──────── Source extract

You know that load balancing @ThePHPMaster mentioned? Those big companies have cargo containers chock full of servers to balance to, but there's something else that can let one distribute the job around to hardware better, and that's task division.

When you have a single server for SQL, the most common thing you hear is to "try as much as possible to use just one query". This is because single task single order is often most efficient for a single thread and single disk interface; hell let's face it, most standalone SQL servers spend 99% of their time with their thumb up their backside waiting for the hard disk.

BUT, what if you have several THOUSAND servers all realtime mirroring the same data? Suddenly doing fifty separate 'in' like:
	SELECT id, date
	FROM posts
	WHERE userId = ?
	ORDER BY date DESC
	LIMIT 10
Code (markup):
... and ran them each in their own THREADS with different user ID's? Let's say you had a thousand different user ID's you were going to look for -- What's going to be faster, running one massive query with like over a thousand values, or running a thousand smaller queries concurrently across a thousand different servers all holding the same data?

────────────────

Directions for this task:
Go on with the forum post on splitting SQL queries across mirrored servers, picking up right after its final sentence. The data that follows comes from a different source than the forum post on SQL task division.

──────── Provided records

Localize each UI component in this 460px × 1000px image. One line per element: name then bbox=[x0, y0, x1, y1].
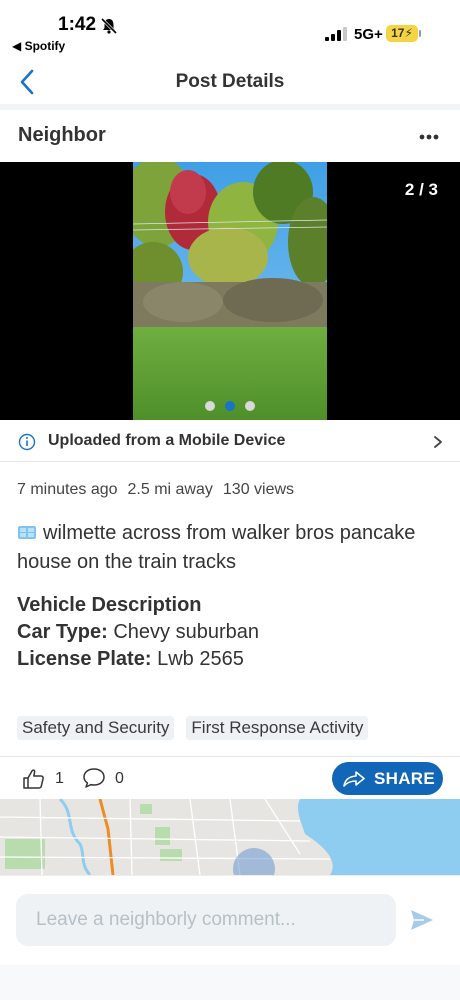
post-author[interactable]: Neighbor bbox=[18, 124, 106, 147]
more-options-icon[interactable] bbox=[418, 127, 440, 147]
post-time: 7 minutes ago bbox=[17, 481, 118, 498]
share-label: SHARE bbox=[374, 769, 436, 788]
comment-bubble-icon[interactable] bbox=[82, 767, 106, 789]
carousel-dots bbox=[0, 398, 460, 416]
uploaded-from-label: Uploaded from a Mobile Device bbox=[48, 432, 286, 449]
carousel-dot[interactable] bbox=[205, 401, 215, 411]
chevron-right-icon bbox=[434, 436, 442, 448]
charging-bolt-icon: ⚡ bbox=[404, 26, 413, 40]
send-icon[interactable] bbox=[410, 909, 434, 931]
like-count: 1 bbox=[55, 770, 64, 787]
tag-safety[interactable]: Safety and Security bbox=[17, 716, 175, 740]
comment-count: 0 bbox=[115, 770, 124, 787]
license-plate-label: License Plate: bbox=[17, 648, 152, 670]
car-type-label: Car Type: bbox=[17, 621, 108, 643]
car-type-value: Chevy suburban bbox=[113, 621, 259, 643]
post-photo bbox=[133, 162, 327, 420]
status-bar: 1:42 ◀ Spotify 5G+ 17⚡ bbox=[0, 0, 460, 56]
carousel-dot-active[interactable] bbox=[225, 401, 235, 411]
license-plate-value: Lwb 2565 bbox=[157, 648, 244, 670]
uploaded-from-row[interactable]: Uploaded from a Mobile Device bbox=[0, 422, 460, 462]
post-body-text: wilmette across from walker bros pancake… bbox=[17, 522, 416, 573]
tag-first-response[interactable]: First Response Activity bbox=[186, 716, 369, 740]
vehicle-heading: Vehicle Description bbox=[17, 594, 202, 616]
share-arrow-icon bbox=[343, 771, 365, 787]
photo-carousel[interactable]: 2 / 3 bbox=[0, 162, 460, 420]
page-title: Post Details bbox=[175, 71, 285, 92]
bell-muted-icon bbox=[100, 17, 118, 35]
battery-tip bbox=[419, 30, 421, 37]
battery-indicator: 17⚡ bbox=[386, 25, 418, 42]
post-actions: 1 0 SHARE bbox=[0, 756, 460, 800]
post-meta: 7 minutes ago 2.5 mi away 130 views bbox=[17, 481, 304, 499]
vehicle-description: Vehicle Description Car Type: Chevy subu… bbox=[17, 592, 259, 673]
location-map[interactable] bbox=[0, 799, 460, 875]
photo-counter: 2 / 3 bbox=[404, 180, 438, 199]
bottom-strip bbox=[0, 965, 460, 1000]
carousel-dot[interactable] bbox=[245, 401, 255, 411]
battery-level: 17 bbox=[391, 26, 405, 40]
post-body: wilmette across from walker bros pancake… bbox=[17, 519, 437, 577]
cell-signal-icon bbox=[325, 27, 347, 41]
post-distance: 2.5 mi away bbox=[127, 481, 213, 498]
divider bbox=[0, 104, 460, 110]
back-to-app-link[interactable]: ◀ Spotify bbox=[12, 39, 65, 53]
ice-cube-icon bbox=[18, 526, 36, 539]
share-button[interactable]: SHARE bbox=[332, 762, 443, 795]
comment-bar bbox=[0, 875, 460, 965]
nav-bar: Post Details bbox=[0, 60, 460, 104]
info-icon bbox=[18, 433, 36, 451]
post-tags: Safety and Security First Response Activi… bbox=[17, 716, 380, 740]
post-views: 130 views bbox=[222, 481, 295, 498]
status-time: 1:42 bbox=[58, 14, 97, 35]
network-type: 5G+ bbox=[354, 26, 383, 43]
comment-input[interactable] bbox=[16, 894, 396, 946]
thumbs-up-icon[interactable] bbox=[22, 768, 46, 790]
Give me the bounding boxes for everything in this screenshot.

────────────────

Answer below:
Then once you have all the posts.id you would splice together ALL your result sets sorted by date (since it's a 10 limit no need to get fancy, additive bubble drop would be fastest and use the least memory as counter-intuitive as that sounds). Once you have that final ten from all ID's sorted by date, you run queries off those ID's to pull the message's content.

... and that's one BIG thing, do NOT waste time pulling information you should already know more than once. In your example you had it looking for username and pulling username. String comparisons are slow, use the user's ID instead. Really the users NAME has no damned business wasting space in the post database, that's what a user database is for. Some people would try to do a "join" on that, DON'T!!! Waste of RAM, waste of time, just makes the table bigger.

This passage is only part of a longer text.